WORK TO BE COMPLETED: Reproduce each record exactly.

┄┄┄┄┄┄

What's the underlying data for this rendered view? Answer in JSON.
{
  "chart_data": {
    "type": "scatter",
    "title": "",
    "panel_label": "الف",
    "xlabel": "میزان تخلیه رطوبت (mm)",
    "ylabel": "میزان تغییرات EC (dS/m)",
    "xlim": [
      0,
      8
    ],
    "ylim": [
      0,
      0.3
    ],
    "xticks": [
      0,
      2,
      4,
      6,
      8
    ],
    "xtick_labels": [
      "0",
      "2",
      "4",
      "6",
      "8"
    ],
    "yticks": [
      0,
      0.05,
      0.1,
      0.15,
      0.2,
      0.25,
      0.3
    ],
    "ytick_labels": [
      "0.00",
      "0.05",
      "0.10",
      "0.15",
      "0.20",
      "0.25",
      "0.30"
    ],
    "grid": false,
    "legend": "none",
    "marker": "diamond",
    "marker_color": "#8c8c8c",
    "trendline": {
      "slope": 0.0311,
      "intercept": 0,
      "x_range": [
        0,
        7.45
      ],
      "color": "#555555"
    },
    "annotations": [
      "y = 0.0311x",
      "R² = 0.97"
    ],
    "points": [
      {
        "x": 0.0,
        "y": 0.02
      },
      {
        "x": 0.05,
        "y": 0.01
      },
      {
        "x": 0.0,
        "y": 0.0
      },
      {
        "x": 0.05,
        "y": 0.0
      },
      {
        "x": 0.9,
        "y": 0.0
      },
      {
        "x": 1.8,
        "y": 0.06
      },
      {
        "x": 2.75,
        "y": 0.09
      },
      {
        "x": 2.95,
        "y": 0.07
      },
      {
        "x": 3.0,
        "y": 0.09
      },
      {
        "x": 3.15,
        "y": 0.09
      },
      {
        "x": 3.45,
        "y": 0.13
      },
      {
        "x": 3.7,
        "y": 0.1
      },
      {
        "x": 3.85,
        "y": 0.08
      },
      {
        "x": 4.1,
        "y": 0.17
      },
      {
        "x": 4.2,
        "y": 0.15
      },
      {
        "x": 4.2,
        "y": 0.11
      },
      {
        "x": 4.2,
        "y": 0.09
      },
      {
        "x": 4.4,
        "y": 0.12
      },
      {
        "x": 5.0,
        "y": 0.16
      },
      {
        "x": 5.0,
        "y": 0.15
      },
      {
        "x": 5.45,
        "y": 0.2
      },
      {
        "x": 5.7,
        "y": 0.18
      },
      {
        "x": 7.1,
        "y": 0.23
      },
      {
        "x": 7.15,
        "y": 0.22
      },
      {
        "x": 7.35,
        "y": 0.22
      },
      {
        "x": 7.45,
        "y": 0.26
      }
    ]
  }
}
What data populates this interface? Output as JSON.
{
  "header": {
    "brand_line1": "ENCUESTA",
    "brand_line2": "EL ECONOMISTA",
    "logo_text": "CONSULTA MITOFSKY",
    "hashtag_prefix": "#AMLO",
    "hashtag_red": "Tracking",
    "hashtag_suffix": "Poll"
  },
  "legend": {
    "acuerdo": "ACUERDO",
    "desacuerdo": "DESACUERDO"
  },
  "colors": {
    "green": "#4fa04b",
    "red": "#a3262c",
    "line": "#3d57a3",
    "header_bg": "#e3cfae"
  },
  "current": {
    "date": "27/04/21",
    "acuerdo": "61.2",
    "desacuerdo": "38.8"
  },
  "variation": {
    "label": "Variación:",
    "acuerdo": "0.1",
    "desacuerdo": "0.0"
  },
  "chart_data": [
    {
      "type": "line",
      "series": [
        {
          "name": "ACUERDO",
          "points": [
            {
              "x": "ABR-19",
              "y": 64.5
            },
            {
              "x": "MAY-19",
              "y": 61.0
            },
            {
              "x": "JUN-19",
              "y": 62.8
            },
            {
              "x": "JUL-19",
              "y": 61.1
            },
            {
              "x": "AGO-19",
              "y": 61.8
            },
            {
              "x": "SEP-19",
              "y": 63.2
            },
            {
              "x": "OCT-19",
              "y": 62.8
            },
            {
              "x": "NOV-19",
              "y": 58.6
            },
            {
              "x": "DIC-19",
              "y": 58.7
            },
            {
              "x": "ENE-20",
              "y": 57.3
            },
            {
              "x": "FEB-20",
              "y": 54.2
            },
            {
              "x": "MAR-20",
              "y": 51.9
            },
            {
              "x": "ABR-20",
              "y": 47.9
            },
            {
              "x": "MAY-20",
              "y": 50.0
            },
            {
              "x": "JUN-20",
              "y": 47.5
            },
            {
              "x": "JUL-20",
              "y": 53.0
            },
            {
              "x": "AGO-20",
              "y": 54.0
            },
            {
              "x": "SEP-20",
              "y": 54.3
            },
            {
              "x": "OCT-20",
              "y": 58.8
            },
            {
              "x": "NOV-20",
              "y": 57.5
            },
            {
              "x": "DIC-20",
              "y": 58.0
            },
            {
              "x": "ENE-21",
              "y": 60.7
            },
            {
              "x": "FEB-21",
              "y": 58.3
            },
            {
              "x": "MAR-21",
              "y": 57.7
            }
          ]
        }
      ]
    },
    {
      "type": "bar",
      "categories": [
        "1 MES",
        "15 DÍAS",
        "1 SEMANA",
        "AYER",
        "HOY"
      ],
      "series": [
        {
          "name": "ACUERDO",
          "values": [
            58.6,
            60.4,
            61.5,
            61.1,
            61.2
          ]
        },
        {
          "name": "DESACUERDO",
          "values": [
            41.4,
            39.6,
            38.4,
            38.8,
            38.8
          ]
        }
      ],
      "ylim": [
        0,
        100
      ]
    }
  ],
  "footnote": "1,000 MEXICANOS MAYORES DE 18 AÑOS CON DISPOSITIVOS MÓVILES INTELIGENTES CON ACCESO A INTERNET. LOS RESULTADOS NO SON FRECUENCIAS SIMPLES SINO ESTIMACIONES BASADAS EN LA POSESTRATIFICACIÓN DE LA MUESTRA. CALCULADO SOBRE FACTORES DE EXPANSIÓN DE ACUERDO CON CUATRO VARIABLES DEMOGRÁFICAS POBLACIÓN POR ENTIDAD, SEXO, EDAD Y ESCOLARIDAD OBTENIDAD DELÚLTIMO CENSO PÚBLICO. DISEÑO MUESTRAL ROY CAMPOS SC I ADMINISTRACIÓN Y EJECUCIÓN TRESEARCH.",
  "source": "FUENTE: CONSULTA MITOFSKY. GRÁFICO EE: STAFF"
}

┄┄┄┄┄┄

WORKED SOLUTION:
What's the underlying data for this rendered view? Answer in JSON.
{
  "chart_data": {
    "type": "scatter",
    "title": "",
    "panel_label": "الف",
    "xlabel": "میزان تخلیه رطوبت (mm)",
    "ylabel": "میزان تغییرات EC (dS/m)",
    "xlim": [
      0,
      8
    ],
    "ylim": [
      0,
      0.3
    ],
    "xticks": [
      0,
      2,
      4,
      6,
      8
    ],
    "xtick_labels": [
      "0",
      "2",
      "4",
      "6",
      "8"
    ],
    "yticks": [
      0,
      0.05,
      0.1,
      0.15,
      0.2,
      0.25,
      0.3
    ],
    "ytick_labels": [
      "0.00",
      "0.05",
      "0.10",
      "0.15",
      "0.20",
      "0.25",
      "0.30"
    ],
    "grid": false,
    "legend": "none",
    "marker": "diamond",
    "marker_color": "#8c8c8c",
    "trendline": {
      "slope": 0.0311,
      "intercept": 0,
      "x_range": [
        0,
        7.45
      ],
      "color": "#555555"
    },
    "annotations": [
      "y = 0.0311x",
      "R² = 0.97"
    ],
    "points": [
      {
        "x": 0.0,
        "y": 0.02
      },
      {
        "x": 0.05,
        "y": 0.01
      },
      {
        "x": 0.0,
        "y": 0.0
      },
      {
        "x": 0.05,
        "y": 0.0
      },
      {
        "x": 0.9,
        "y": 0.0
      },
      {
        "x": 1.8,
        "y": 0.06
      },
      {
        "x": 2.75,
        "y": 0.09
      },
      {
        "x": 2.95,
        "y": 0.07
      },
      {
        "x": 3.0,
        "y": 0.09
      },
      {
        "x": 3.15,
        "y": 0.09
      },
      {
        "x": 3.45,
        "y": 0.13
      },
      {
        "x": 3.7,
        "y": 0.1
      },
      {
        "x": 3.85,
        "y": 0.08
      },
      {
        "x": 4.1,
        "y": 0.17
      },
      {
        "x": 4.2,
        "y": 0.15
      },
      {
        "x": 4.2,
        "y": 0.11
      },
      {
        "x": 4.2,
        "y": 0.09
      },
      {
        "x": 4.4,
        "y": 0.12
      },
      {
        "x": 5.0,
        "y": 0.16
      },
      {
        "x": 5.0,
        "y": 0.15
      },
      {
        "x": 5.45,
        "y": 0.2
      },
      {
        "x": 5.7,
        "y": 0.18
      },
      {
        "x": 7.1,
        "y": 0.23
      },
      {
        "x": 7.15,
        "y": 0.22
      },
      {
        "x": 7.35,
        "y": 0.22
      },
      {
        "x": 7.45,
        "y": 0.26
      }
    ]
  }
}
What data populates this interface? Output as JSON.
{
  "header": {
    "brand_line1": "ENCUESTA",
    "brand_line2": "EL ECONOMISTA",
    "logo_text": "CONSULTA MITOFSKY",
    "hashtag_prefix": "#AMLO",
    "hashtag_red": "Tracking",
    "hashtag_suffix": "Poll"
  },
  "legend": {
    "acuerdo": "ACUERDO",
    "desacuerdo": "DESACUERDO"
  },
  "colors": {
    "green": "#4fa04b",
    "red": "#a3262c",
    "line": "#3d57a3",
    "header_bg": "#e3cfae"
  },
  "current": {
    "date": "27/04/21",
    "acuerdo": "61.2",
    "desacuerdo": "38.8"
  },
  "variation": {
    "label": "Variación:",
    "acuerdo": "0.1",
    "desacuerdo": "0.0"
  },
  "chart_data": [
    {
      "type": "line",
      "series": [
        {
          "name": "ACUERDO",
          "points": [
            {
              "x": "ABR-19",
              "y": 64.5
            },
            {
              "x": "MAY-19",
              "y": 61.0
            },
            {
              "x": "JUN-19",
              "y": 62.8
            },
            {
              "x": "JUL-19",
              "y": 61.1
            },
            {
              "x": "AGO-19",
              "y": 61.8
            },
            {
              "x": "SEP-19",
              "y": 63.2
            },
            {
              "x": "OCT-19",
              "y": 62.8
            },
            {
              "x": "NOV-19",
              "y": 58.6
            },
            {
              "x": "DIC-19",
              "y": 58.7
            },
            {
              "x": "ENE-20",
              "y": 57.3
            },
            {
              "x": "FEB-20",
              "y": 54.2
            },
            {
              "x": "MAR-20",
              "y": 51.9
            },
            {
              "x": "ABR-20",
              "y": 47.9
            },
            {
              "x": "MAY-20",
              "y": 50.0
            },
            {
              "x": "JUN-20",
              "y": 47.5
            },
            {
              "x": "JUL-20",
              "y": 53.0
            },
            {
              "x": "AGO-20",
              "y": 54.0
            },
            {
              "x": "SEP-20",
              "y": 54.3
            },
            {
              "x": "OCT-20",
              "y": 58.8
            },
            {
              "x": "NOV-20",
              "y": 57.5
            },
            {
              "x": "DIC-20",
              "y": 58.0
            },
            {
              "x": "ENE-21",
              "y": 60.7
            },
            {
              "x": "FEB-21",
              "y": 58.3
            },
            {
              "x": "MAR-21",
              "y": 57.7
            }
          ]
        }
      ]
    },
    {
      "type": "bar",
      "categories": [
        "1 MES",
        "15 DÍAS",
        "1 SEMANA",
        "AYER",
        "HOY"
      ],
      "series": [
        {
          "name": "ACUERDO",
          "values": [
            58.6,
            60.4,
            61.5,
            61.1,
            61.2
          ]
        },
        {
          "name": "DESACUERDO",
          "values": [
            41.4,
            39.6,
            38.4,
            38.8,
            38.8
          ]
        }
      ],
      "ylim": [
        0,
        100
      ]
    }
  ],
  "footnote": "1,000 MEXICANOS MAYORES DE 18 AÑOS CON DISPOSITIVOS MÓVILES INTELIGENTES CON ACCESO A INTERNET. LOS RESULTADOS NO SON FRECUENCIAS SIMPLES SINO ESTIMACIONES BASADAS EN LA POSESTRATIFICACIÓN DE LA MUESTRA. CALCULADO SOBRE FACTORES DE EXPANSIÓN DE ACUERDO CON CUATRO VARIABLES DEMOGRÁFICAS POBLACIÓN POR ENTIDAD, SEXO, EDAD Y ESCOLARIDAD OBTENIDAD DELÚLTIMO CENSO PÚBLICO. DISEÑO MUESTRAL ROY CAMPOS SC I ADMINISTRACIÓN Y EJECUCIÓN TRESEARCH.",
  "source": "FUENTE: CONSULTA MITOFSKY. GRÁFICO EE: STAFF"
}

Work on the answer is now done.